§ Records to process:
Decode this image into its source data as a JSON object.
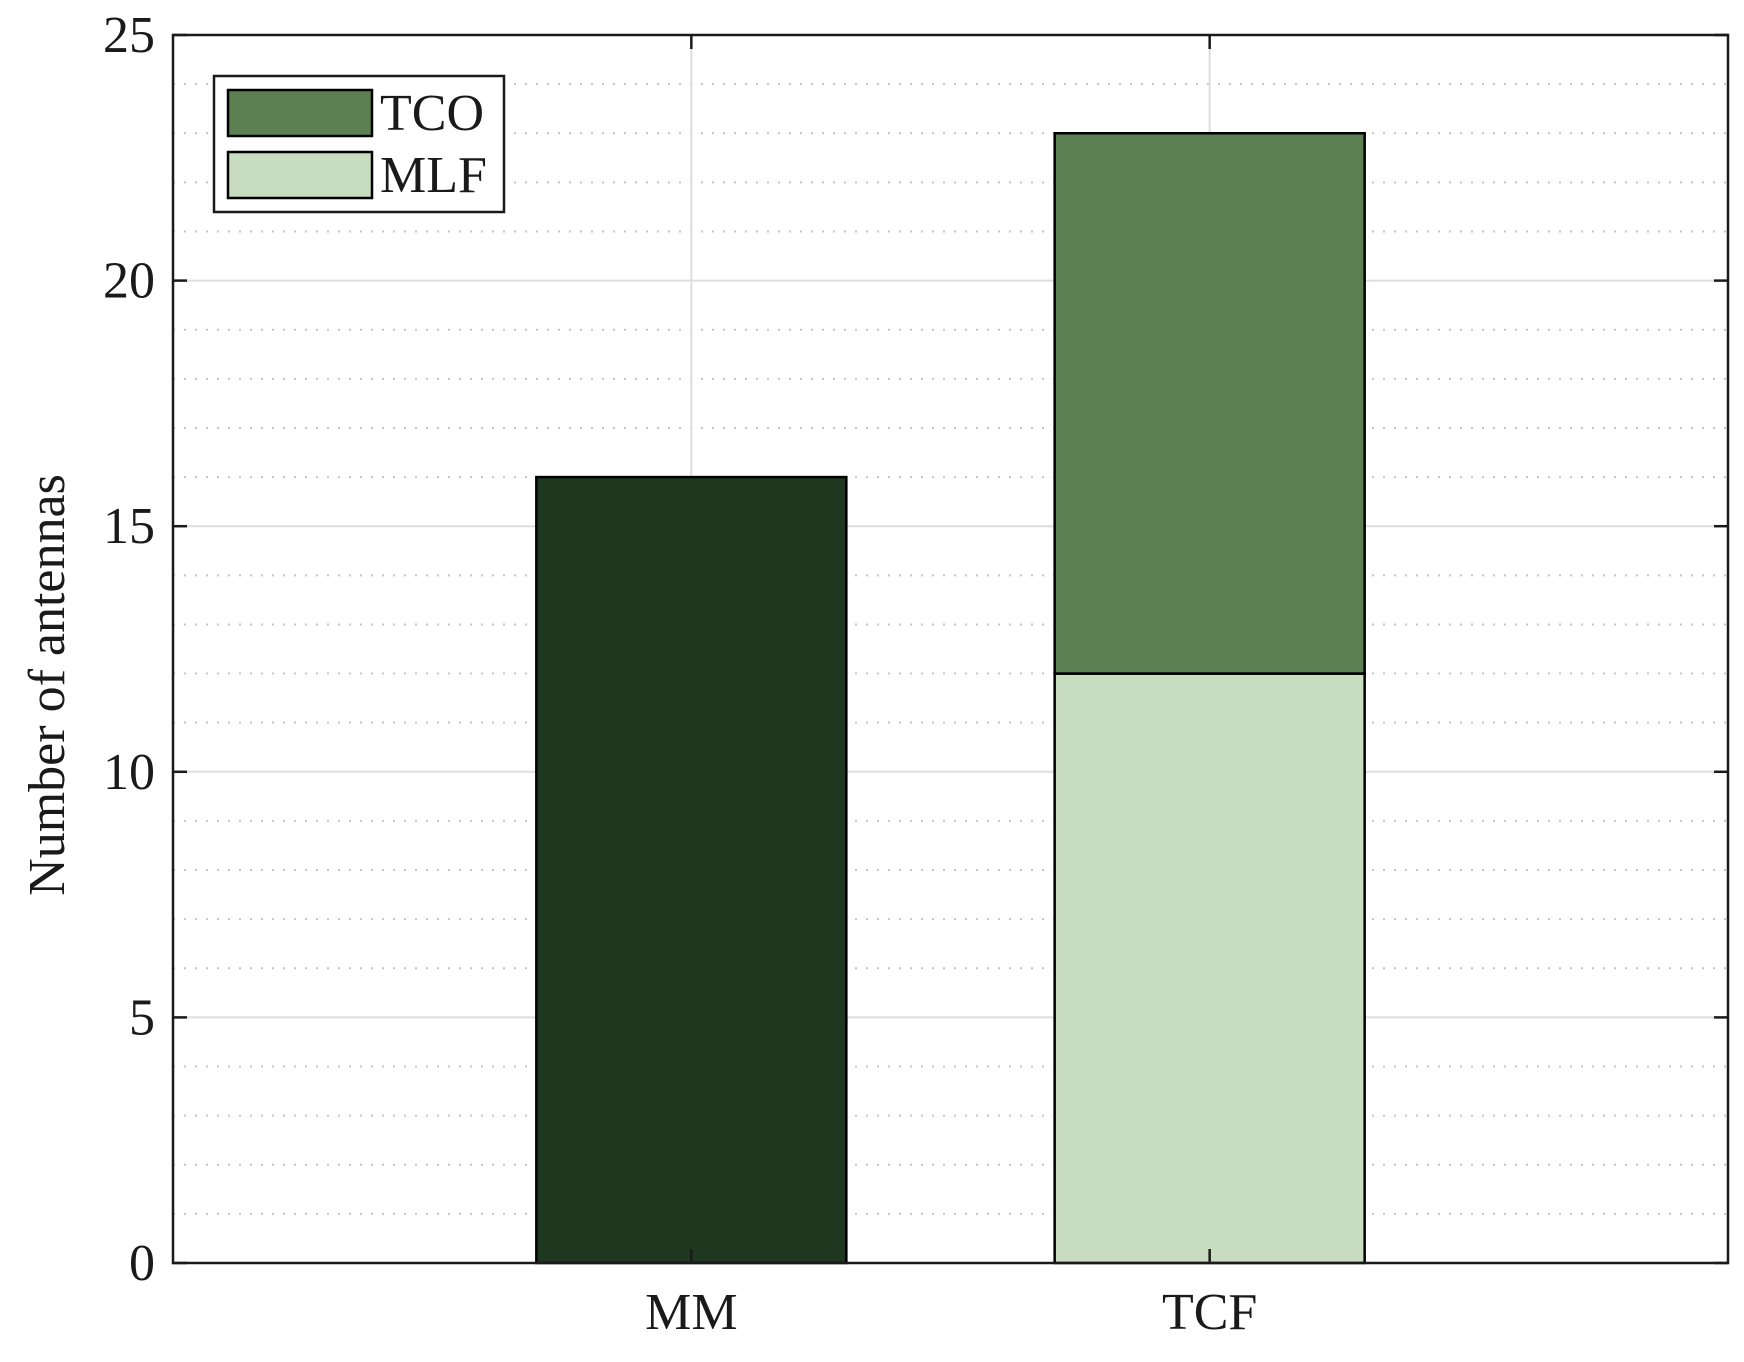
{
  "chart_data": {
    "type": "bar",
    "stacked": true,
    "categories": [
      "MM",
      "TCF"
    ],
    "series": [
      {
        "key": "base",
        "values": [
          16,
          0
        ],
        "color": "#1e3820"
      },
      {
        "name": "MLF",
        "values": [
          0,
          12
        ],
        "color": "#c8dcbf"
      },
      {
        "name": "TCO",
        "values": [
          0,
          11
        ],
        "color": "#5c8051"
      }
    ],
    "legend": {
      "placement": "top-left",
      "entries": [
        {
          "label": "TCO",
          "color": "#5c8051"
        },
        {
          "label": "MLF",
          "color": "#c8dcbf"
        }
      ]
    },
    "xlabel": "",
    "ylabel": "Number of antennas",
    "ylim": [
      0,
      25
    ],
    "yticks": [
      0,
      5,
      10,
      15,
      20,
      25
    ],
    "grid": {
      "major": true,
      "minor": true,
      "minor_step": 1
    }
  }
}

§ Stated task:
From the entries above, output every line exactly and omit any image.

§ Answer to this exercise:
Decode this image into its source data as a JSON object.
{
  "chart_data": {
    "type": "bar",
    "stacked": true,
    "categories": [
      "MM",
      "TCF"
    ],
    "series": [
      {
        "key": "base",
        "values": [
          16,
          0
        ],
        "color": "#1e3820"
      },
      {
        "name": "MLF",
        "values": [
          0,
          12
        ],
        "color": "#c8dcbf"
      },
      {
        "name": "TCO",
        "values": [
          0,
          11
        ],
        "color": "#5c8051"
      }
    ],
    "legend": {
      "placement": "top-left",
      "entries": [
        {
          "label": "TCO",
          "color": "#5c8051"
        },
        {
          "label": "MLF",
          "color": "#c8dcbf"
        }
      ]
    },
    "xlabel": "",
    "ylabel": "Number of antennas",
    "ylim": [
      0,
      25
    ],
    "yticks": [
      0,
      5,
      10,
      15,
      20,
      25
    ],
    "grid": {
      "major": true,
      "minor": true,
      "minor_step": 1
    }
  }
}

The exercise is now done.